Data supplied:

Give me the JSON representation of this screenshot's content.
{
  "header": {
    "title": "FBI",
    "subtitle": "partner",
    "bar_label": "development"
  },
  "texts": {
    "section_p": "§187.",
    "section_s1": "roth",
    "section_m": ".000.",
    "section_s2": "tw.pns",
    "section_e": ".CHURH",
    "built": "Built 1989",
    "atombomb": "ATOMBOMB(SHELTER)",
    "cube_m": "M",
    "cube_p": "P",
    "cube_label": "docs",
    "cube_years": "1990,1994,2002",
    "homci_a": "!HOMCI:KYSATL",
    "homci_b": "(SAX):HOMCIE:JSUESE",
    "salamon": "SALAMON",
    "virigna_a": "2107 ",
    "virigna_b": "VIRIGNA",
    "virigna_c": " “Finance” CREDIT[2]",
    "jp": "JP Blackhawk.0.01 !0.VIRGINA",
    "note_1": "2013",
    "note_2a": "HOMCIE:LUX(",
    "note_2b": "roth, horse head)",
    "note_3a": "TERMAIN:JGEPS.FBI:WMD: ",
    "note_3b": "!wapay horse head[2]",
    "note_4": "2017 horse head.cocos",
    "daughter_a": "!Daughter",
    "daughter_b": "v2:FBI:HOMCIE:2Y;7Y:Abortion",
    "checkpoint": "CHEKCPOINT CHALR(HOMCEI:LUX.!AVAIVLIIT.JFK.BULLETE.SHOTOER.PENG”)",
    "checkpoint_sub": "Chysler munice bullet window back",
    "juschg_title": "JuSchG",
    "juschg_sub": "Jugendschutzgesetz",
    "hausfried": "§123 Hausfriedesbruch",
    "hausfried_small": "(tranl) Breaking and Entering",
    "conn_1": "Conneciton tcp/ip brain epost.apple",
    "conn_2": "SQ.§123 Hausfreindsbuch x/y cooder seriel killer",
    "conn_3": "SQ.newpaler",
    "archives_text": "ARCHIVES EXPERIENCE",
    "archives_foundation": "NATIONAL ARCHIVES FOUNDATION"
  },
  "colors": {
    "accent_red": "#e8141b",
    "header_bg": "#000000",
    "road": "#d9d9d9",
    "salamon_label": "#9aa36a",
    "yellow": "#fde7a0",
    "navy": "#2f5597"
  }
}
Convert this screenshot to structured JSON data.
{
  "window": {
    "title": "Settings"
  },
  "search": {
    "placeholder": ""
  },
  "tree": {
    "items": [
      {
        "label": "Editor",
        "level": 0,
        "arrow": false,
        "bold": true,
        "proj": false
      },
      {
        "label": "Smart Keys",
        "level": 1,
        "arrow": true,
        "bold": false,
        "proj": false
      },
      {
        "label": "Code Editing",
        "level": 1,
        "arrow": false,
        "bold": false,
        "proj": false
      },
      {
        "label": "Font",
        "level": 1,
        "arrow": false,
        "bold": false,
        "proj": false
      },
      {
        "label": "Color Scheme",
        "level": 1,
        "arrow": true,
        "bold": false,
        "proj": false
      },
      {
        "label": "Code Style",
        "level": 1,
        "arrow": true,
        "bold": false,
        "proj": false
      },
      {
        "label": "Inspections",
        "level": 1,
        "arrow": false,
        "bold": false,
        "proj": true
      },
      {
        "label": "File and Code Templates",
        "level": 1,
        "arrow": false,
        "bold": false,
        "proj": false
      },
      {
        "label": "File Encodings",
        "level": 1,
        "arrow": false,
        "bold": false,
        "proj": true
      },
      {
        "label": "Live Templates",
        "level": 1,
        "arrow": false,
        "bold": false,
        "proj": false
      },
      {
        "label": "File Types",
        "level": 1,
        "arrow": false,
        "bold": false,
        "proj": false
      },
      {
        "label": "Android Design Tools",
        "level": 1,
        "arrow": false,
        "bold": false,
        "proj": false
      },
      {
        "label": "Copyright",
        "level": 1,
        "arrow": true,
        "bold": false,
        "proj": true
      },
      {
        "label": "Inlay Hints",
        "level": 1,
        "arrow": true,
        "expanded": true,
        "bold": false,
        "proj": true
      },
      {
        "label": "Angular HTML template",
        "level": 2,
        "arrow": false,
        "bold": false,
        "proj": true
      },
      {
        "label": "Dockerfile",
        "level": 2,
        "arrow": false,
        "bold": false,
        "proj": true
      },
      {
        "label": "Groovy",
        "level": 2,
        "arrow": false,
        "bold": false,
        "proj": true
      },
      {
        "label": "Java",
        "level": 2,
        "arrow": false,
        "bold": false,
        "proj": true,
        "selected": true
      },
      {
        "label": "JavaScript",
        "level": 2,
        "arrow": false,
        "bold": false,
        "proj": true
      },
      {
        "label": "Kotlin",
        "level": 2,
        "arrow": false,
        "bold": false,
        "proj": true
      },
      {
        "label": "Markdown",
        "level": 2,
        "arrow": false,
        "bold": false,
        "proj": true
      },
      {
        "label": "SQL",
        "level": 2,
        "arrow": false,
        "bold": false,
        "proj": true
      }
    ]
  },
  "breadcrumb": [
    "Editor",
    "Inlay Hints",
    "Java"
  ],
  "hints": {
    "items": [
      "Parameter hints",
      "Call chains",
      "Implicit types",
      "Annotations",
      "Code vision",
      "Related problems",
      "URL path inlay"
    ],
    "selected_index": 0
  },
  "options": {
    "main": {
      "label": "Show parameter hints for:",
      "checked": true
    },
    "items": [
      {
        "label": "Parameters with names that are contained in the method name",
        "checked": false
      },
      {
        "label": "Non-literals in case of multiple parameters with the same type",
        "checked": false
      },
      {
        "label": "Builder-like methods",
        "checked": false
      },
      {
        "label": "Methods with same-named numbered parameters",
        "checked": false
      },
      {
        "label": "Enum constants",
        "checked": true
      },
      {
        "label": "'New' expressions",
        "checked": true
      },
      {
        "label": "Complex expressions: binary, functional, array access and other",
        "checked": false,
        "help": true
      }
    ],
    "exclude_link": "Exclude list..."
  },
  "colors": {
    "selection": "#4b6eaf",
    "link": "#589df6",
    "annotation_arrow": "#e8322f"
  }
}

Exercise requirements:
Repeat every line of the material exactly as given.

Output below:
Give me the JSON representation of this screenshot's content.
{
  "header": {
    "title": "FBI",
    "subtitle": "partner",
    "bar_label": "development"
  },
  "texts": {
    "section_p": "§187.",
    "section_s1": "roth",
    "section_m": ".000.",
    "section_s2": "tw.pns",
    "section_e": ".CHURH",
    "built": "Built 1989",
    "atombomb": "ATOMBOMB(SHELTER)",
    "cube_m": "M",
    "cube_p": "P",
    "cube_label": "docs",
    "cube_years": "1990,1994,2002",
    "homci_a": "!HOMCI:KYSATL",
    "homci_b": "(SAX):HOMCIE:JSUESE",
    "salamon": "SALAMON",
    "virigna_a": "2107 ",
    "virigna_b": "VIRIGNA",
    "virigna_c": " “Finance” CREDIT[2]",
    "jp": "JP Blackhawk.0.01 !0.VIRGINA",
    "note_1": "2013",
    "note_2a": "HOMCIE:LUX(",
    "note_2b": "roth, horse head)",
    "note_3a": "TERMAIN:JGEPS.FBI:WMD: ",
    "note_3b": "!wapay horse head[2]",
    "note_4": "2017 horse head.cocos",
    "daughter_a": "!Daughter",
    "daughter_b": "v2:FBI:HOMCIE:2Y;7Y:Abortion",
    "checkpoint": "CHEKCPOINT CHALR(HOMCEI:LUX.!AVAIVLIIT.JFK.BULLETE.SHOTOER.PENG”)",
    "checkpoint_sub": "Chysler munice bullet window back",
    "juschg_title": "JuSchG",
    "juschg_sub": "Jugendschutzgesetz",
    "hausfried": "§123 Hausfriedesbruch",
    "hausfried_small": "(tranl) Breaking and Entering",
    "conn_1": "Conneciton tcp/ip brain epost.apple",
    "conn_2": "SQ.§123 Hausfreindsbuch x/y cooder seriel killer",
    "conn_3": "SQ.newpaler",
    "archives_text": "ARCHIVES EXPERIENCE",
    "archives_foundation": "NATIONAL ARCHIVES FOUNDATION"
  },
  "colors": {
    "accent_red": "#e8141b",
    "header_bg": "#000000",
    "road": "#d9d9d9",
    "salamon_label": "#9aa36a",
    "yellow": "#fde7a0",
    "navy": "#2f5597"
  }
}
Convert this screenshot to structured JSON data.
{
  "window": {
    "title": "Settings"
  },
  "search": {
    "placeholder": ""
  },
  "tree": {
    "items": [
      {
        "label": "Editor",
        "level": 0,
        "arrow": false,
        "bold": true,
        "proj": false
      },
      {
        "label": "Smart Keys",
        "level": 1,
        "arrow": true,
        "bold": false,
        "proj": false
      },
      {
        "label": "Code Editing",
        "level": 1,
        "arrow": false,
        "bold": false,
        "proj": false
      },
      {
        "label": "Font",
        "level": 1,
        "arrow": false,
        "bold": false,
        "proj": false
      },
      {
        "label": "Color Scheme",
        "level": 1,
        "arrow": true,
        "bold": false,
        "proj": false
      },
      {
        "label": "Code Style",
        "level": 1,
        "arrow": true,
        "bold": false,
        "proj": false
      },
      {
        "label": "Inspections",
        "level": 1,
        "arrow": false,
        "bold": false,
        "proj": true
      },
      {
        "label": "File and Code Templates",
        "level": 1,
        "arrow": false,
        "bold": false,
        "proj": false
      },
      {
        "label": "File Encodings",
        "level": 1,
        "arrow": false,
        "bold": false,
        "proj": true
      },
      {
        "label": "Live Templates",
        "level": 1,
        "arrow": false,
        "bold": false,
        "proj": false
      },
      {
        "label": "File Types",
        "level": 1,
        "arrow": false,
        "bold": false,
        "proj": false
      },
      {
        "label": "Android Design Tools",
        "level": 1,
        "arrow": false,
        "bold": false,
        "proj": false
      },
      {
        "label": "Copyright",
        "level": 1,
        "arrow": true,
        "bold": false,
        "proj": true
      },
      {
        "label": "Inlay Hints",
        "level": 1,
        "arrow": true,
        "expanded": true,
        "bold": false,
        "proj": true
      },
      {
        "label": "Angular HTML template",
        "level": 2,
        "arrow": false,
        "bold": false,
        "proj": true
      },
      {
        "label": "Dockerfile",
        "level": 2,
        "arrow": false,
        "bold": false,
        "proj": true
      },
      {
        "label": "Groovy",
        "level": 2,
        "arrow": false,
        "bold": false,
        "proj": true
      },
      {
        "label": "Java",
        "level": 2,
        "arrow": false,
        "bold": false,
        "proj": true,
        "selected": true
      },
      {
        "label": "JavaScript",
        "level": 2,
        "arrow": false,
        "bold": false,
        "proj": true
      },
      {
        "label": "Kotlin",
        "level": 2,
        "arrow": false,
        "bold": false,
        "proj": true
      },
      {
        "label": "Markdown",
        "level": 2,
        "arrow": false,
        "bold": false,
        "proj": true
      },
      {
        "label": "SQL",
        "level": 2,
        "arrow": false,
        "bold": false,
        "proj": true
      }
    ]
  },
  "breadcrumb": [
    "Editor",
    "Inlay Hints",
    "Java"
  ],
  "hints": {
    "items": [
      "Parameter hints",
      "Call chains",
      "Implicit types",
      "Annotations",
      "Code vision",
      "Related problems",
      "URL path inlay"
    ],
    "selected_index": 0
  },
  "options": {
    "main": {
      "label": "Show parameter hints for:",
      "checked": true
    },
    "items": [
      {
        "label": "Parameters with names that are contained in the method name",
        "checked": false
      },
      {
        "label": "Non-literals in case of multiple parameters with the same type",
        "checked": false
      },
      {
        "label": "Builder-like methods",
        "checked": false
      },
      {
        "label": "Methods with same-named numbered parameters",
        "checked": false
      },
      {
        "label": "Enum constants",
        "checked": true
      },
      {
        "label": "'New' expressions",
        "checked": true
      },
      {
        "label": "Complex expressions: binary, functional, array access and other",
        "checked": false,
        "help": true
      }
    ],
    "exclude_link": "Exclude list..."
  },
  "colors": {
    "selection": "#4b6eaf",
    "link": "#589df6",
    "annotation_arrow": "#e8322f"
  }
}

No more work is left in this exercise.